Data provided —

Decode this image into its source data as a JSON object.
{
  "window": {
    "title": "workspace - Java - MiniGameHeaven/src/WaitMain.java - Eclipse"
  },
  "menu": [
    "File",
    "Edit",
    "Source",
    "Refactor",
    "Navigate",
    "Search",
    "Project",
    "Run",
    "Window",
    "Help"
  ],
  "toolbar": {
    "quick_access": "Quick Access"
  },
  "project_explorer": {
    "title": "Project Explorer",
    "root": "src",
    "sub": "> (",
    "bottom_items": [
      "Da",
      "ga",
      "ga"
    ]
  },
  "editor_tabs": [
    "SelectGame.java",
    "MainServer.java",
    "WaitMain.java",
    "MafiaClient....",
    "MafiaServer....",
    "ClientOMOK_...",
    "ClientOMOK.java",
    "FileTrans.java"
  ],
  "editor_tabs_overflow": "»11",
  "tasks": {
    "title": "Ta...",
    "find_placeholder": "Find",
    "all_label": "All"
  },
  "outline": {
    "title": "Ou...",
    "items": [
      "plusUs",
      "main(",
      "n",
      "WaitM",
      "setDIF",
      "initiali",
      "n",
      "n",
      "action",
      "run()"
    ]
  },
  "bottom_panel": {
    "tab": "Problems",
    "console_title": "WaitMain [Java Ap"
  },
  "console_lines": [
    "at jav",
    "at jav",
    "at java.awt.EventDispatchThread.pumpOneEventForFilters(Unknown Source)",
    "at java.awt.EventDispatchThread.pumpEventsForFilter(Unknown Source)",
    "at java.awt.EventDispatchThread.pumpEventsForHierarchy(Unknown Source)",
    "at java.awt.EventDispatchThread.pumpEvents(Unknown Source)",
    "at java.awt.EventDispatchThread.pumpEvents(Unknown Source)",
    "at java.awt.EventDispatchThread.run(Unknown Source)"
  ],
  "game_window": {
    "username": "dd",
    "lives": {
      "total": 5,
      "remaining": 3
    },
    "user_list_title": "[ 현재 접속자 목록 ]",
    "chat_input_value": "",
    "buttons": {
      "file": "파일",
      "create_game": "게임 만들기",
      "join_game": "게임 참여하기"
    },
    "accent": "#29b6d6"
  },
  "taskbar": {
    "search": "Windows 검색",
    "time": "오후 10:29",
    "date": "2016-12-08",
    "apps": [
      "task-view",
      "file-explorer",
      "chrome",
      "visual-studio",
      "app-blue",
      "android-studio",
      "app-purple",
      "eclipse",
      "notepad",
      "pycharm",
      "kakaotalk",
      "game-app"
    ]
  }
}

Work required — Copy out the data shown above without altering anything.

Finished task —
Decode this image into its source data as a JSON object.
{
  "window": {
    "title": "workspace - Java - MiniGameHeaven/src/WaitMain.java - Eclipse"
  },
  "menu": [
    "File",
    "Edit",
    "Source",
    "Refactor",
    "Navigate",
    "Search",
    "Project",
    "Run",
    "Window",
    "Help"
  ],
  "toolbar": {
    "quick_access": "Quick Access"
  },
  "project_explorer": {
    "title": "Project Explorer",
    "root": "src",
    "sub": "> (",
    "bottom_items": [
      "Da",
      "ga",
      "ga"
    ]
  },
  "editor_tabs": [
    "SelectGame.java",
    "MainServer.java",
    "WaitMain.java",
    "MafiaClient....",
    "MafiaServer....",
    "ClientOMOK_...",
    "ClientOMOK.java",
    "FileTrans.java"
  ],
  "editor_tabs_overflow": "»11",
  "tasks": {
    "title": "Ta...",
    "find_placeholder": "Find",
    "all_label": "All"
  },
  "outline": {
    "title": "Ou...",
    "items": [
      "plusUs",
      "main(",
      "n",
      "WaitM",
      "setDIF",
      "initiali",
      "n",
      "n",
      "action",
      "run()"
    ]
  },
  "bottom_panel": {
    "tab": "Problems",
    "console_title": "WaitMain [Java Ap"
  },
  "console_lines": [
    "at jav",
    "at jav",
    "at java.awt.EventDispatchThread.pumpOneEventForFilters(Unknown Source)",
    "at java.awt.EventDispatchThread.pumpEventsForFilter(Unknown Source)",
    "at java.awt.EventDispatchThread.pumpEventsForHierarchy(Unknown Source)",
    "at java.awt.EventDispatchThread.pumpEvents(Unknown Source)",
    "at java.awt.EventDispatchThread.pumpEvents(Unknown Source)",
    "at java.awt.EventDispatchThread.run(Unknown Source)"
  ],
  "game_window": {
    "username": "dd",
    "lives": {
      "total": 5,
      "remaining": 3
    },
    "user_list_title": "[ 현재 접속자 목록 ]",
    "chat_input_value": "",
    "buttons": {
      "file": "파일",
      "create_game": "게임 만들기",
      "join_game": "게임 참여하기"
    },
    "accent": "#29b6d6"
  },
  "taskbar": {
    "search": "Windows 검색",
    "time": "오후 10:29",
    "date": "2016-12-08",
    "apps": [
      "task-view",
      "file-explorer",
      "chrome",
      "visual-studio",
      "app-blue",
      "android-studio",
      "app-purple",
      "eclipse",
      "notepad",
      "pycharm",
      "kakaotalk",
      "game-app"
    ]
  }
}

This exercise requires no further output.